> _Entries shown_
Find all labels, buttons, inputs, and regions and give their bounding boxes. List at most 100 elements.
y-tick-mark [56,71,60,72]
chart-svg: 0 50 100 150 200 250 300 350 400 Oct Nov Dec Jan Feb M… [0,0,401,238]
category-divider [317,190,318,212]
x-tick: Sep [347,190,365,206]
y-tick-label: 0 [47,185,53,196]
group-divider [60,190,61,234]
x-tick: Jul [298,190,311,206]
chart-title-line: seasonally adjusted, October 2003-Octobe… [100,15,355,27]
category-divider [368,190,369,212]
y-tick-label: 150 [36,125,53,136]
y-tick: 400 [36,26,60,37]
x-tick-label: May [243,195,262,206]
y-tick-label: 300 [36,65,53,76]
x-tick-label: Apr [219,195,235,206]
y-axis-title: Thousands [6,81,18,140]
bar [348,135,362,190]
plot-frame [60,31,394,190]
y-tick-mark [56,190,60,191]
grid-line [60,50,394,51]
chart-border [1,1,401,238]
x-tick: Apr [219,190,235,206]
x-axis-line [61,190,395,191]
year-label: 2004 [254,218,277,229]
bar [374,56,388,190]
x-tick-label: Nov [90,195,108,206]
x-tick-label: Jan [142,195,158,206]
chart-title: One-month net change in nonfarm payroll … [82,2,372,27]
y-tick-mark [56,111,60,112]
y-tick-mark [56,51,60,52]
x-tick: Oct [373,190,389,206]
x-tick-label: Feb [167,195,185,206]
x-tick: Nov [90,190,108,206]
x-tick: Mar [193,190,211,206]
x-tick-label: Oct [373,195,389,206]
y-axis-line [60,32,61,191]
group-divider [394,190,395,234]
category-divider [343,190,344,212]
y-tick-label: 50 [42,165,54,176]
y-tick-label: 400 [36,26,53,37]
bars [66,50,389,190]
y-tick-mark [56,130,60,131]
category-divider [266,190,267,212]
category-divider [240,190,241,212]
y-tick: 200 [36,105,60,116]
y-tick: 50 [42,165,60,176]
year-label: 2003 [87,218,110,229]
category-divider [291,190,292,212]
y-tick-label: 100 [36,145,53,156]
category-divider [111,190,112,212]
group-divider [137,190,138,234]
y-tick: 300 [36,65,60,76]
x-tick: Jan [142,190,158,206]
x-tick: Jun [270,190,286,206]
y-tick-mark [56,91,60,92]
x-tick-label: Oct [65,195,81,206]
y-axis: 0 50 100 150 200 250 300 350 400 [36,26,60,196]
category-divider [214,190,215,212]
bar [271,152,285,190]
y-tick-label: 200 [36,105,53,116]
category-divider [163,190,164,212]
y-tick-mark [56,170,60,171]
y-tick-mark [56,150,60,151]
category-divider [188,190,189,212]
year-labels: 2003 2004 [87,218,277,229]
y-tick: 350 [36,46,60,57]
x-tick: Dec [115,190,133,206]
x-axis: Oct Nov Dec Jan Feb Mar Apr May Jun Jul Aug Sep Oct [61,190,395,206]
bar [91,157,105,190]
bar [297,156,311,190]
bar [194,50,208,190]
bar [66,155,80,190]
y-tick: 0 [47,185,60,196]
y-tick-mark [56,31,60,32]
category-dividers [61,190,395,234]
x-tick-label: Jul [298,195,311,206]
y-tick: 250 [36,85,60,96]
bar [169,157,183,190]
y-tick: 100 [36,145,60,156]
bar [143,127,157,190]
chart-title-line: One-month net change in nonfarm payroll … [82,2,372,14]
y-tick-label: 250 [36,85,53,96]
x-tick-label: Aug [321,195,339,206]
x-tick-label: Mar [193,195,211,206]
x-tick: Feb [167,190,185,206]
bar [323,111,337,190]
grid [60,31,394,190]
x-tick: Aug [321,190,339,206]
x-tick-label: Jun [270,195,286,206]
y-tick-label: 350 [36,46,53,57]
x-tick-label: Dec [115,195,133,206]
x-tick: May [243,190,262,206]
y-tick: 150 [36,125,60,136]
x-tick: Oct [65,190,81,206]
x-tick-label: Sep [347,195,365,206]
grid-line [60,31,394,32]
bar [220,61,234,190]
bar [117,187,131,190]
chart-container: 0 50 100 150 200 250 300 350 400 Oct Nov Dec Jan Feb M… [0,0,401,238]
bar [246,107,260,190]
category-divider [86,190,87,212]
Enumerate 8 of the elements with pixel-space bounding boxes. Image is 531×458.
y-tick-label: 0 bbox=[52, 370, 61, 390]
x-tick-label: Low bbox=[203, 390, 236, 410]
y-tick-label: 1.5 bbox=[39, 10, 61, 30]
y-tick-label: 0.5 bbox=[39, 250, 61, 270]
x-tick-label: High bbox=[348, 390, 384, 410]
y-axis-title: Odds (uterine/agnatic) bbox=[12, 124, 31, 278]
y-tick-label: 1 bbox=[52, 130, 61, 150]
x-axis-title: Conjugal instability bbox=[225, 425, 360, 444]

---

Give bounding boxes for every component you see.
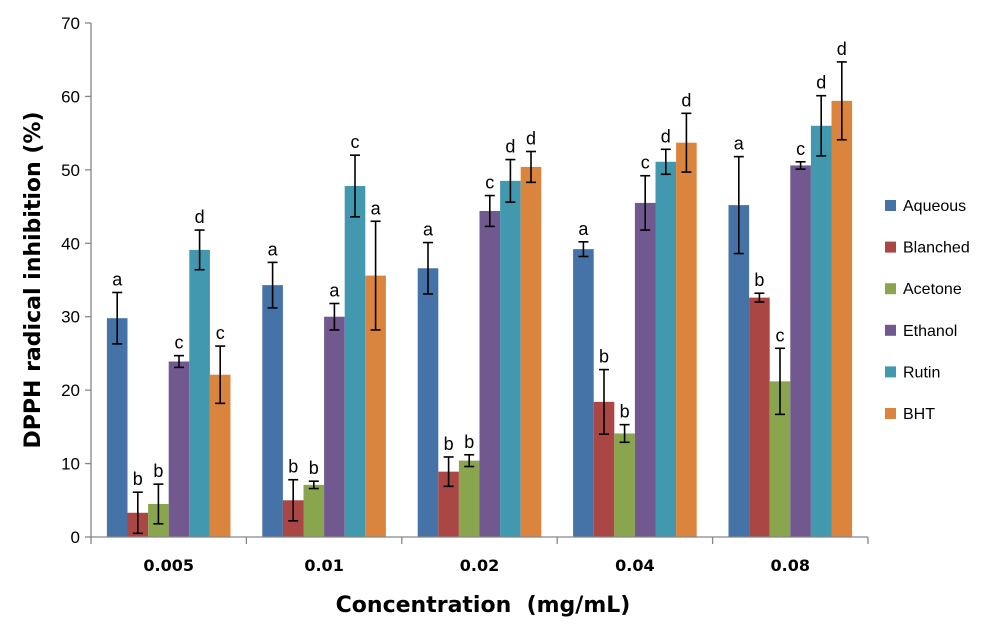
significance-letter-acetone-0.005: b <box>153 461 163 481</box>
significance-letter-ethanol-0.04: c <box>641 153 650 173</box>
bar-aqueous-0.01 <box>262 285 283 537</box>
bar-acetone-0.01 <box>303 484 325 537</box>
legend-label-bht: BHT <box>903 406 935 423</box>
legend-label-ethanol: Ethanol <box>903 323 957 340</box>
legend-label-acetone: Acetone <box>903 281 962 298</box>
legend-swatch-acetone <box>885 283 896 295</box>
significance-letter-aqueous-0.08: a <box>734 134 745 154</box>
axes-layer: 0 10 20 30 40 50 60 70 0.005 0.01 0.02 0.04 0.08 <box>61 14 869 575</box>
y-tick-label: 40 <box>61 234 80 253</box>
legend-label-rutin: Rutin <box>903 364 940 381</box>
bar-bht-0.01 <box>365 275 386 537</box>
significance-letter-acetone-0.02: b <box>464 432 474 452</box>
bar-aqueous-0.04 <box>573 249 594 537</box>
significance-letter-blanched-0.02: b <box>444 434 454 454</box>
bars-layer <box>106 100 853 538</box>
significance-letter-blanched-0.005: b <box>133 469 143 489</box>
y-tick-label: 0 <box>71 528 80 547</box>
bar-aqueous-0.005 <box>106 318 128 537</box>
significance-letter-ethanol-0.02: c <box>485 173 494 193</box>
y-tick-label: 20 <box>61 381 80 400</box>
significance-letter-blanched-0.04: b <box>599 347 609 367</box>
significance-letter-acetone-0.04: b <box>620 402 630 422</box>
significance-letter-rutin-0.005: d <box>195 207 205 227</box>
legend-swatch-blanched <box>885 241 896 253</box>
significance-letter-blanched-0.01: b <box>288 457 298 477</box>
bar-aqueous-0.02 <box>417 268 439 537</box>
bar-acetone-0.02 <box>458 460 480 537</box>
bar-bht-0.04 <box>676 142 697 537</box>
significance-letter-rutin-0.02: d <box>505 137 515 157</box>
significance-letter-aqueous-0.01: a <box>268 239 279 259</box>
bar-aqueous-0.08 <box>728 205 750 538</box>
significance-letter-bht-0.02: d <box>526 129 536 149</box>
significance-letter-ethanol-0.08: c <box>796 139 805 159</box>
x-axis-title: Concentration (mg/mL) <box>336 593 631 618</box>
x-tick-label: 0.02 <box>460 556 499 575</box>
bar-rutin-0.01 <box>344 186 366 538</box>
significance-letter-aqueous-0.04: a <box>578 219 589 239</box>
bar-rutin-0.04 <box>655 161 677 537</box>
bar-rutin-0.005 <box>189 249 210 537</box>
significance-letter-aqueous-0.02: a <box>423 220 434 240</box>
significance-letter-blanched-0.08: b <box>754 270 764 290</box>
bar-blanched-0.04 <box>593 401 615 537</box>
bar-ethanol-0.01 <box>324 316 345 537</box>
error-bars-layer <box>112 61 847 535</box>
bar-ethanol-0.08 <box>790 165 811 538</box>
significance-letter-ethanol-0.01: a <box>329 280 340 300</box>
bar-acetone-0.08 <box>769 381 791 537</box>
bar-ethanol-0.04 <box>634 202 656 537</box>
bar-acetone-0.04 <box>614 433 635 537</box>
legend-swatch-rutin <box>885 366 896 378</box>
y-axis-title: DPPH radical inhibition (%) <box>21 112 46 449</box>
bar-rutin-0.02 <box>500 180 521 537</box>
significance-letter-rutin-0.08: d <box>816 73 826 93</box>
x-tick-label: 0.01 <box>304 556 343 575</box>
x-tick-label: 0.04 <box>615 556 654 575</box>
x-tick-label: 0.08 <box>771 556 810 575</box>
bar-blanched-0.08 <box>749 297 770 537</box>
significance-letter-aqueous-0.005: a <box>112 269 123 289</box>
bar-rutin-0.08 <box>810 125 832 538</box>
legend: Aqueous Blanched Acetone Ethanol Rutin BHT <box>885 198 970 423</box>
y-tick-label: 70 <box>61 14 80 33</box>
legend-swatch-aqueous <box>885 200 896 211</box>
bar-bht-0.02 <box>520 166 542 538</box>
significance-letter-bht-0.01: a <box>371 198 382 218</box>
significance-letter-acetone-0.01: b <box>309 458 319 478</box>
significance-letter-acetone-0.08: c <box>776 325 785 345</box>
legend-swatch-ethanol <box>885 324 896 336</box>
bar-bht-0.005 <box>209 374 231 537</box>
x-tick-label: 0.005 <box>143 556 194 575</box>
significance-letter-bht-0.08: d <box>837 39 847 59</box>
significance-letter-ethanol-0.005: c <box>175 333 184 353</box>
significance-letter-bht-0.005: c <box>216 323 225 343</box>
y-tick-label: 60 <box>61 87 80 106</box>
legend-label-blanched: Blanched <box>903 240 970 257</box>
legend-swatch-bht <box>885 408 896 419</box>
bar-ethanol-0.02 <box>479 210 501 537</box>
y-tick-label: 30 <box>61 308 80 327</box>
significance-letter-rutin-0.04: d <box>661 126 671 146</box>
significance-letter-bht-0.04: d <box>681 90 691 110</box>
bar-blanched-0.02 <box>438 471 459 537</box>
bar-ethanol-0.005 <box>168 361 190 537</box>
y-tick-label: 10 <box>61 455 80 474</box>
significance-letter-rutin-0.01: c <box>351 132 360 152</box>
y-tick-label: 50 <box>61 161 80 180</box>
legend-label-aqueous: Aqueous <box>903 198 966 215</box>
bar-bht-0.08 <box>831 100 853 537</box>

...

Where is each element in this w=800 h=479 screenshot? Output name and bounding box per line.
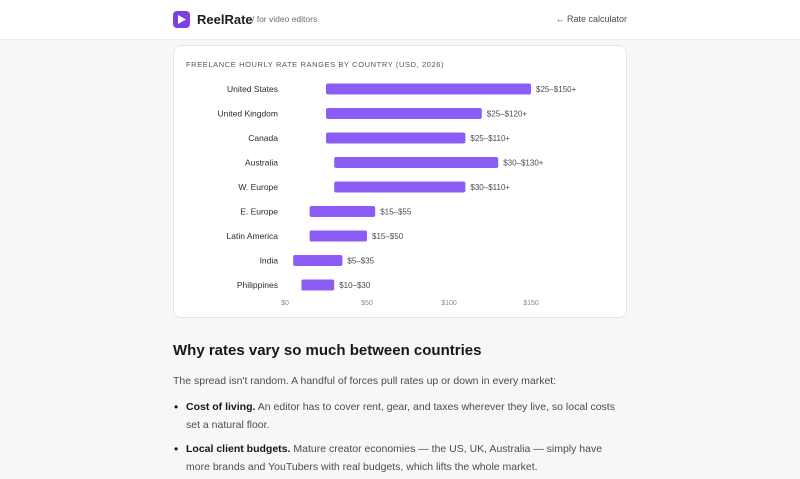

> _What the task requires_
Copy out every line in the entries above that contains the string "group". Uppercase and lowercase letters must match.

> _Solution to the problem_
group-divider [60,190,61,234]
group-divider [394,190,395,234]
group-divider [137,190,138,234]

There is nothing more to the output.